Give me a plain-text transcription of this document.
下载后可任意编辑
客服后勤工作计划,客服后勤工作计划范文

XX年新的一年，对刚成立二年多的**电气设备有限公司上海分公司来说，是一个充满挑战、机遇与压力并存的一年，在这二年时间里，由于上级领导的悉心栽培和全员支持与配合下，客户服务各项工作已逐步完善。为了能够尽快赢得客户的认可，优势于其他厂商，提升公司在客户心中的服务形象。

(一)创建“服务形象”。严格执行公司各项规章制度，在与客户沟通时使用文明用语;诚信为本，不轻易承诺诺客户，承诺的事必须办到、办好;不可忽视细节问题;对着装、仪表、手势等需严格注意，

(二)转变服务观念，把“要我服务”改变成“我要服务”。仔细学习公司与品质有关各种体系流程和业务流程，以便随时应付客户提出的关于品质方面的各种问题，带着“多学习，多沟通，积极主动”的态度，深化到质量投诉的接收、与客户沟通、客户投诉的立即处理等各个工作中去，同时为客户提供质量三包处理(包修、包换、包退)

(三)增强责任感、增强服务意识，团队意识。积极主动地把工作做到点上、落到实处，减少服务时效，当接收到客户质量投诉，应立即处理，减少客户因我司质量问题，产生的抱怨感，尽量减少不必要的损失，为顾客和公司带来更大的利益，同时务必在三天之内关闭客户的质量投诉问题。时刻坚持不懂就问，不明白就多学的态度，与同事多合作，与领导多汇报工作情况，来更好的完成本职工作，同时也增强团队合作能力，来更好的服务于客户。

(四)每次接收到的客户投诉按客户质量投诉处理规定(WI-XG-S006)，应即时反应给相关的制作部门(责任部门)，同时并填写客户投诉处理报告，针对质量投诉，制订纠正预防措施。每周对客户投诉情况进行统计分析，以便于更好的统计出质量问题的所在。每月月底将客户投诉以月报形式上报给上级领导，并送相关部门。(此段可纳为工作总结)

# # # # # # #

* _Stated task_: Every line above should be retyped exactly as given.

* _Result_:
Give me a plain-text transcription of this document.
下载后可任意编辑
客服后勤工作计划,客服后勤工作计划范文

XX年新的一年，对刚成立二年多的**电气设备有限公司上海分公司来说，是一个充满挑战、机遇与压力并存的一年，在这二年时间里，由于上级领导的悉心栽培和全员支持与配合下，客户服务各项工作已逐步完善。为了能够尽快赢得客户的认可，优势于其他厂商，提升公司在客户心中的服务形象。

(一)创建“服务形象”。严格执行公司各项规章制度，在与客户沟通时使用文明用语;诚信为本，不轻易承诺诺客户，承诺的事必须办到、办好;不可忽视细节问题;对着装、仪表、手势等需严格注意，

(二)转变服务观念，把“要我服务”改变成“我要服务”。仔细学习公司与品质有关各种体系流程和业务流程，以便随时应付客户提出的关于品质方面的各种问题，带着“多学习，多沟通，积极主动”的态度，深化到质量投诉的接收、与客户沟通、客户投诉的立即处理等各个工作中去，同时为客户提供质量三包处理(包修、包换、包退)

(三)增强责任感、增强服务意识，团队意识。积极主动地把工作做到点上、落到实处，减少服务时效，当接收到客户质量投诉，应立即处理，减少客户因我司质量问题，产生的抱怨感，尽量减少不必要的损失，为顾客和公司带来更大的利益，同时务必在三天之内关闭客户的质量投诉问题。时刻坚持不懂就问，不明白就多学的态度，与同事多合作，与领导多汇报工作情况，来更好的完成本职工作，同时也增强团队合作能力，来更好的服务于客户。

(四)每次接收到的客户投诉按客户质量投诉处理规定(WI-XG-S006)，应即时反应给相关的制作部门(责任部门)，同时并填写客户投诉处理报告，针对质量投诉，制订纠正预防措施。每周对客户投诉情况进行统计分析，以便于更好的统计出质量问题的所在。每月月底将客户投诉以月报形式上报给上级领导，并送相关部门。(此段可纳为工作总结)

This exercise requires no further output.